● AIM:
Search the records for the word "безвъзмездни" and report each line that has it.

*** DATA ***

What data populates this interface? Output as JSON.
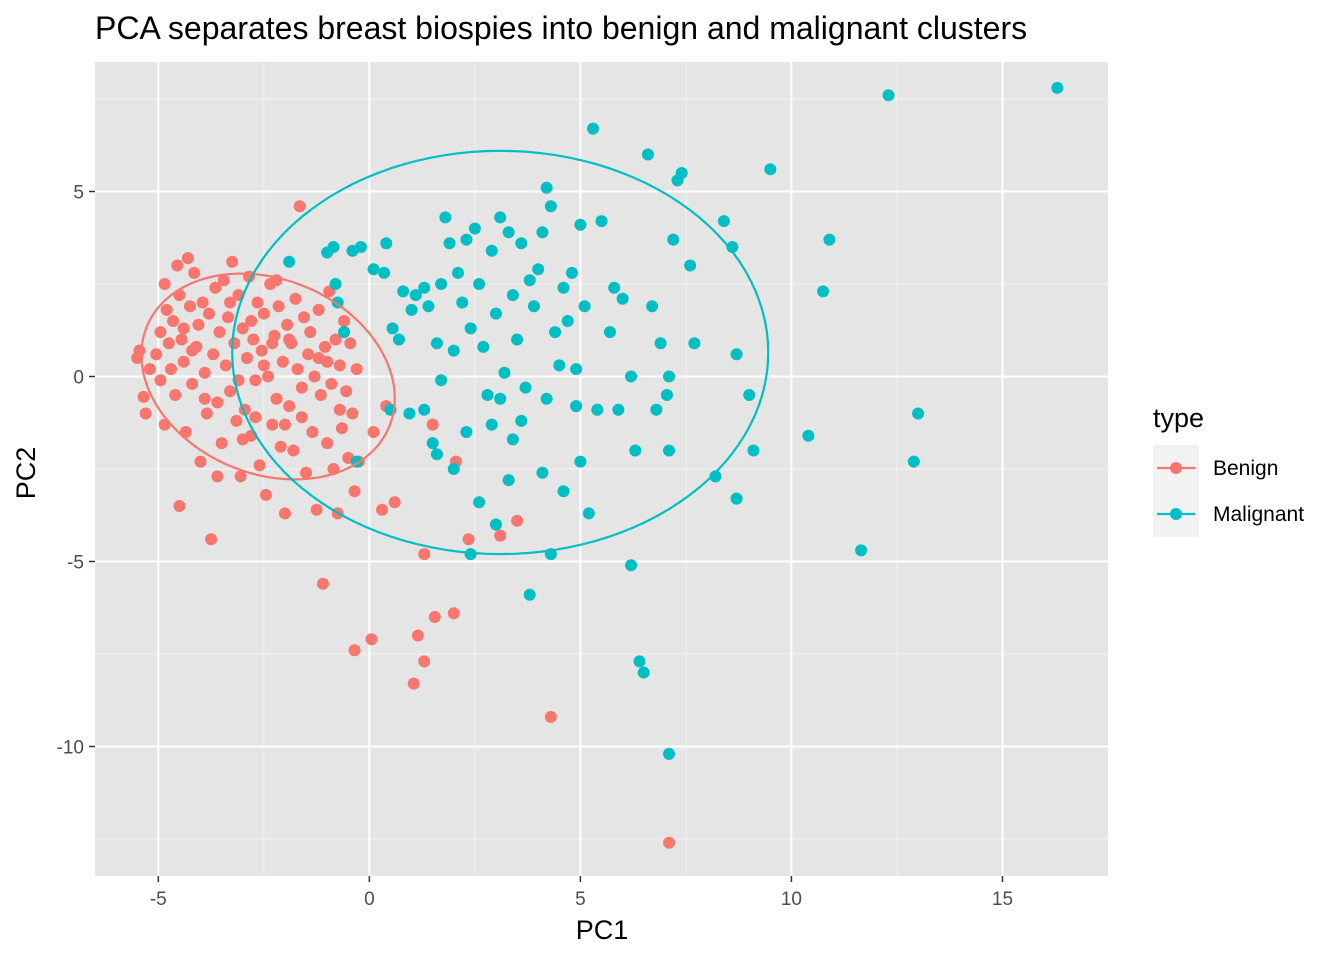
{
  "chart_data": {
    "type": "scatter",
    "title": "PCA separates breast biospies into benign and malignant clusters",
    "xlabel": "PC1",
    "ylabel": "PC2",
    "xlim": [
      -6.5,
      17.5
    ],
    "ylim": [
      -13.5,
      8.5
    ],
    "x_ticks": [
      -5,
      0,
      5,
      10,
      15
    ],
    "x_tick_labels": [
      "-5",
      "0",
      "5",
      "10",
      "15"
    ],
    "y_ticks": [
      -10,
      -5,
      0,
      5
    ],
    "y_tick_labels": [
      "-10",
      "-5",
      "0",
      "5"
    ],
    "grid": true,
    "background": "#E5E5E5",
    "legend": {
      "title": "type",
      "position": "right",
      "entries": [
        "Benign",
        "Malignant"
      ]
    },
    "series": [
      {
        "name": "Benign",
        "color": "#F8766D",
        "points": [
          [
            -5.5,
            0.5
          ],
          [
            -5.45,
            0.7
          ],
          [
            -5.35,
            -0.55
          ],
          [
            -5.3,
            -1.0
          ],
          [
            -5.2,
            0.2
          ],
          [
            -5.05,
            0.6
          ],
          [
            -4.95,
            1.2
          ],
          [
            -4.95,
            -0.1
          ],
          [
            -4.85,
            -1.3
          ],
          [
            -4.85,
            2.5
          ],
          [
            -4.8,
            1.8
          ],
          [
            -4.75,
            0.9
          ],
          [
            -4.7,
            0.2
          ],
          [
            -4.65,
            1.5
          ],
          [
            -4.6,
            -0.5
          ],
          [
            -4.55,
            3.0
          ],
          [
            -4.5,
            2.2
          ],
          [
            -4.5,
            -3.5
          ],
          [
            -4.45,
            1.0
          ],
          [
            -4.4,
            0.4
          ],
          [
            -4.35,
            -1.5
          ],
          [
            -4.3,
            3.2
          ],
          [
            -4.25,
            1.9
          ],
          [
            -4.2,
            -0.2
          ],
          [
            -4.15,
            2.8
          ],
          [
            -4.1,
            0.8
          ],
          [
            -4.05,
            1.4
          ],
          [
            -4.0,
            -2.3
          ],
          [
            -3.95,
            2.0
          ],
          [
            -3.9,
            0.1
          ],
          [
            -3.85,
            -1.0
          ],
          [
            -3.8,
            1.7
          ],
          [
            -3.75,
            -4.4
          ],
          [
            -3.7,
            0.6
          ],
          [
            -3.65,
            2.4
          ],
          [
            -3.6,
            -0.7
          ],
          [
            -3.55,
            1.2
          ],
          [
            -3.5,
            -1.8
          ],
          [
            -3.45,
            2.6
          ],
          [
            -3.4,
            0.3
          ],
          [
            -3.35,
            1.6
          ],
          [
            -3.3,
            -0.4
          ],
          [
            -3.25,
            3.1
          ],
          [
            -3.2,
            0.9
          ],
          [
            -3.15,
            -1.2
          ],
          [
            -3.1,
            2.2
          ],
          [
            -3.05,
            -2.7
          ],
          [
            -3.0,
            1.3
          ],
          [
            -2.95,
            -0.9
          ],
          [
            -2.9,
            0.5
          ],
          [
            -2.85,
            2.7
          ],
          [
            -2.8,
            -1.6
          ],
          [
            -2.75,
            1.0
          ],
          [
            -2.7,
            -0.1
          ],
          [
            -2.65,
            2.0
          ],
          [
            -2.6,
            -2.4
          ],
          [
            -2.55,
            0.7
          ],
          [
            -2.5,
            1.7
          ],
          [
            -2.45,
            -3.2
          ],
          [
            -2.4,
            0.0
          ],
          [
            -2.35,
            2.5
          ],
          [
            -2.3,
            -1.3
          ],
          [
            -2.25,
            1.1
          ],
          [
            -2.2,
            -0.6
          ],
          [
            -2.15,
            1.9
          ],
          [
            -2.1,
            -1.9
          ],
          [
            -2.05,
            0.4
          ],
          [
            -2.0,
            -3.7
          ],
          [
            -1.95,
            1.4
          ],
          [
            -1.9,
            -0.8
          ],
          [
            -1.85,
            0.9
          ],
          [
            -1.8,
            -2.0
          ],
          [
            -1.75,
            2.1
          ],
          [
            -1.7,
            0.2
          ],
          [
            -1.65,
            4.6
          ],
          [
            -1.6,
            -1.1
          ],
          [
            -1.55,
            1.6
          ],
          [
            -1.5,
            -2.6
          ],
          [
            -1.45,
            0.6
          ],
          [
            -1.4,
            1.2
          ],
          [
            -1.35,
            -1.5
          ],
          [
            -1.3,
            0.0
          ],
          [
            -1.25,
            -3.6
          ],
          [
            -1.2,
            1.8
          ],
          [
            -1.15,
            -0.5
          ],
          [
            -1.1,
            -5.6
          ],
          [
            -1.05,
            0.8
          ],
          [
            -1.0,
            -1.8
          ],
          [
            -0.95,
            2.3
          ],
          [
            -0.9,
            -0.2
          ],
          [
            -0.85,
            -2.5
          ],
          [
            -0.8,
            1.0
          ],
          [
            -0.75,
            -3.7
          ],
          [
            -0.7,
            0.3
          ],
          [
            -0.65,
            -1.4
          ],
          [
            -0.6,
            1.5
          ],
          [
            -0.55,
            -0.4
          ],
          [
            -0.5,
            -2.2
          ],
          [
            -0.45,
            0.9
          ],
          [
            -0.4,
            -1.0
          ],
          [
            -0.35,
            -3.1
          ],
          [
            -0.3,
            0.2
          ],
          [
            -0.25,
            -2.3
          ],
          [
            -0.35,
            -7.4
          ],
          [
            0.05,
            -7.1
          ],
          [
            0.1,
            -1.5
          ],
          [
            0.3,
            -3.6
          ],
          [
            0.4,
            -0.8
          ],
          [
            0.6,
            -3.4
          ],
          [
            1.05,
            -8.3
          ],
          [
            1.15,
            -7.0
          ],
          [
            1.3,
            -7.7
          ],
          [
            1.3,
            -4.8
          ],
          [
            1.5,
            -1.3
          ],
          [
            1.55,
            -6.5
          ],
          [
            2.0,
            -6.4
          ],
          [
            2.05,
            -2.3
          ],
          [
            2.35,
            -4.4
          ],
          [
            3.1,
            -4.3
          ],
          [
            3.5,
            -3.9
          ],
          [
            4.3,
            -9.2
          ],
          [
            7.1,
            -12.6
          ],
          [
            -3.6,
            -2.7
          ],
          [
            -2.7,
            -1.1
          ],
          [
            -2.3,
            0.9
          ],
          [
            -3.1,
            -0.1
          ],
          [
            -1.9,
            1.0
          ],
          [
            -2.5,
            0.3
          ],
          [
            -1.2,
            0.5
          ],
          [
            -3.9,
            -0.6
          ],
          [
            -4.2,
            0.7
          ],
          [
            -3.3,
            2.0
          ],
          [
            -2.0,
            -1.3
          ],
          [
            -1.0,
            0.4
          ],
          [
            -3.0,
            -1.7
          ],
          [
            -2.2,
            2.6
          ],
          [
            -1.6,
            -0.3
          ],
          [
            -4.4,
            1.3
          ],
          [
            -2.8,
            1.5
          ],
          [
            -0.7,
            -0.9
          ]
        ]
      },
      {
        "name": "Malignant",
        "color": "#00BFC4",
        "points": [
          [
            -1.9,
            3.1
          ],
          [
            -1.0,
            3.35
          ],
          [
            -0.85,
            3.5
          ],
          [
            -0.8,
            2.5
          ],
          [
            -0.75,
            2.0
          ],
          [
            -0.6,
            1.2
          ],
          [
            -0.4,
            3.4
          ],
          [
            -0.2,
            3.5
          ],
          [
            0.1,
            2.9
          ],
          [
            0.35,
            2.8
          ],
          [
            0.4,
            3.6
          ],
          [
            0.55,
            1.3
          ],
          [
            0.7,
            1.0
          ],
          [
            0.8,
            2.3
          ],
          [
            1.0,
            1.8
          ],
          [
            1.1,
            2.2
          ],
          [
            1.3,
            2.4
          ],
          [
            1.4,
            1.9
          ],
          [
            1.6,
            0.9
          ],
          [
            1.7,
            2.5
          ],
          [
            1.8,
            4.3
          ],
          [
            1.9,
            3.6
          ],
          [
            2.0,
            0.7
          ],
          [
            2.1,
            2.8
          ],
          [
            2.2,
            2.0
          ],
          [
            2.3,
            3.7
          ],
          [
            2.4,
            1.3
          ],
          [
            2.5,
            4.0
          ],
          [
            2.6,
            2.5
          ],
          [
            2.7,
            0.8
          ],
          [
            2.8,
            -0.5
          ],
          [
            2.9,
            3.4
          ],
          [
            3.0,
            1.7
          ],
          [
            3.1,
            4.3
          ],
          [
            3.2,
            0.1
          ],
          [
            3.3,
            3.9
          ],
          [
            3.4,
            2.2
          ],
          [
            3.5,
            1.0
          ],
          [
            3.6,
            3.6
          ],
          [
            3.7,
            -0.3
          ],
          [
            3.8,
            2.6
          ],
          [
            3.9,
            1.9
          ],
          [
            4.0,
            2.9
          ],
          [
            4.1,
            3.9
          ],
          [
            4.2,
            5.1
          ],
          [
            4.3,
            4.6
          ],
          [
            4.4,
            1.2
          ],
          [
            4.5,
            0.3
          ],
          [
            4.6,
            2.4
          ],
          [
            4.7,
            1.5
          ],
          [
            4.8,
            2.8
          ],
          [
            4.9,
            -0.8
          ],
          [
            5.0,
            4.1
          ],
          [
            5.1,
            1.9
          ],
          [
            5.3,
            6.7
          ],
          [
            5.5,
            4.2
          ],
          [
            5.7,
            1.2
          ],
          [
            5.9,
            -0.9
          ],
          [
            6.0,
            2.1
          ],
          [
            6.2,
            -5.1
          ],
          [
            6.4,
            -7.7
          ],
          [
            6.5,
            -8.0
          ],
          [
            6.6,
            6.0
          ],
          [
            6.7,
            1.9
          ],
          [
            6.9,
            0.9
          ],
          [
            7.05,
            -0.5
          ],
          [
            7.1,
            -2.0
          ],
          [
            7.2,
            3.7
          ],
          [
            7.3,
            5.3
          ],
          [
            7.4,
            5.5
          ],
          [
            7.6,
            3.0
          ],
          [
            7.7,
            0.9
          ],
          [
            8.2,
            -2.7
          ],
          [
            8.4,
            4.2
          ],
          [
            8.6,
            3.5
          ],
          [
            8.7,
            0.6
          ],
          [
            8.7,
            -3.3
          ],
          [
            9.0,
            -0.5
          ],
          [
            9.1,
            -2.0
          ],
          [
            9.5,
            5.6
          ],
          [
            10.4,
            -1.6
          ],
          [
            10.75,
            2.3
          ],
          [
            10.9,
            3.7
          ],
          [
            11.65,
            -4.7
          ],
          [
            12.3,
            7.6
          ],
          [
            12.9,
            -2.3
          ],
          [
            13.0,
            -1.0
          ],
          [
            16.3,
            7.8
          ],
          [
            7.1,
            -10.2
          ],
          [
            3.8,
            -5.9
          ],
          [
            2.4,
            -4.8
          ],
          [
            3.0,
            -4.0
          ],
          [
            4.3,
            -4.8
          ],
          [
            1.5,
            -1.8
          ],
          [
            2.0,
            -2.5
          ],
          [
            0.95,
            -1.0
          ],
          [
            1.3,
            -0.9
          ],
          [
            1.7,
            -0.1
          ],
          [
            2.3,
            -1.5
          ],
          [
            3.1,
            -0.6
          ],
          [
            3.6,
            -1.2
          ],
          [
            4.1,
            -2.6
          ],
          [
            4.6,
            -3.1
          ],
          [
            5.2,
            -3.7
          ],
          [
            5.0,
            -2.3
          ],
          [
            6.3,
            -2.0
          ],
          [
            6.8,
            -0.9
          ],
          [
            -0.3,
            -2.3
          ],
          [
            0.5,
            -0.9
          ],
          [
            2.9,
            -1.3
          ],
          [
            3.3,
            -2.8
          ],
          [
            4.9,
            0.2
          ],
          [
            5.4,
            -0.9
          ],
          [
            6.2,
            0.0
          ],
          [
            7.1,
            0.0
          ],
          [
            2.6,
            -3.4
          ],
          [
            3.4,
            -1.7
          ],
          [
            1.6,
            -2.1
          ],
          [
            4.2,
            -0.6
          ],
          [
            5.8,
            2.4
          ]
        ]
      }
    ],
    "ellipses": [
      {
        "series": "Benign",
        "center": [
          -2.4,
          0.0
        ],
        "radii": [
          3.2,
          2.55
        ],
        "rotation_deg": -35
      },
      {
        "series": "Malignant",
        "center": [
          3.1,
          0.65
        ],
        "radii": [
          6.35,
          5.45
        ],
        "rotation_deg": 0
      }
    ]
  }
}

***
*** DATA ***

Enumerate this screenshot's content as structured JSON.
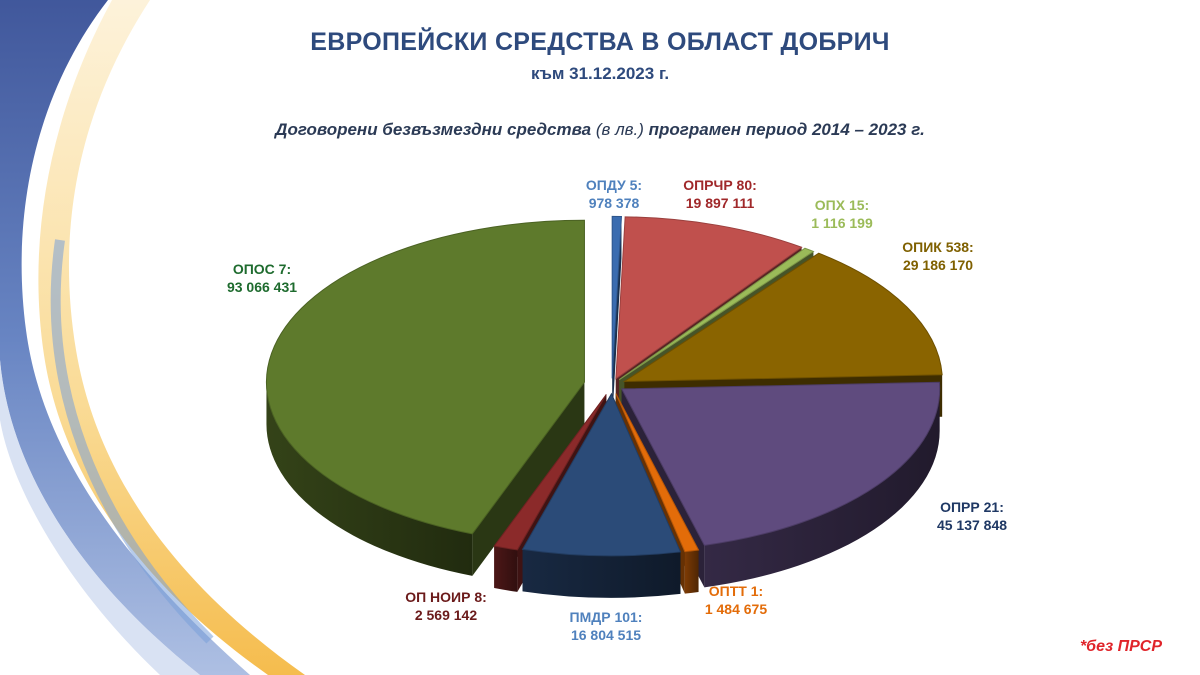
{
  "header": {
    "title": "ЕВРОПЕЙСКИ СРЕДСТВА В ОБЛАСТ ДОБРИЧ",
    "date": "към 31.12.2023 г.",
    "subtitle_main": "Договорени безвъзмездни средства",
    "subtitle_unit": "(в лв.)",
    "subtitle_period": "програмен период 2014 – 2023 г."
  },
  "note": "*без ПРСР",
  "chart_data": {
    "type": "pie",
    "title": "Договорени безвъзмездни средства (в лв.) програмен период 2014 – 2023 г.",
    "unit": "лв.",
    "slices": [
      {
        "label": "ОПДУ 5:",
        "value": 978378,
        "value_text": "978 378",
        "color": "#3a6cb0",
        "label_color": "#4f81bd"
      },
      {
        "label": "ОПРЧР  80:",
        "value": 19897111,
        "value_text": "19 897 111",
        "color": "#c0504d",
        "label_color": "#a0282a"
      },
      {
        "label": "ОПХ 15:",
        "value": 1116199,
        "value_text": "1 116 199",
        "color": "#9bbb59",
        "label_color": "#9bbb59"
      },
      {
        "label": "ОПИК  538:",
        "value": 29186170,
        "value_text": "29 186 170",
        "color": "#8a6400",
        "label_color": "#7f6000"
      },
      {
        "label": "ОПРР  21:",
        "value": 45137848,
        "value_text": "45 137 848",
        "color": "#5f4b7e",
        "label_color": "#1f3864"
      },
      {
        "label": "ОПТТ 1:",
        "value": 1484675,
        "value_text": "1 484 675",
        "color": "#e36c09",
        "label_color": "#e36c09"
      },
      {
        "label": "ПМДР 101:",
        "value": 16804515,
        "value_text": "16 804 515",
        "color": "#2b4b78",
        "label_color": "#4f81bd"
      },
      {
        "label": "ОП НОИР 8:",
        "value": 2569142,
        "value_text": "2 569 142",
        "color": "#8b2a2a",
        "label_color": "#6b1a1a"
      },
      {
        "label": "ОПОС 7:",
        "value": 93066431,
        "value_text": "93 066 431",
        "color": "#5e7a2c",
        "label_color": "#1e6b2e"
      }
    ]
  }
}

***

● WORKED SOLUTION:
    "subtitle_main": "Договорени безвъзмездни средства",
    "title": "Договорени безвъзмездни средства (в лв.) програмен период 2014 – 2023 г.",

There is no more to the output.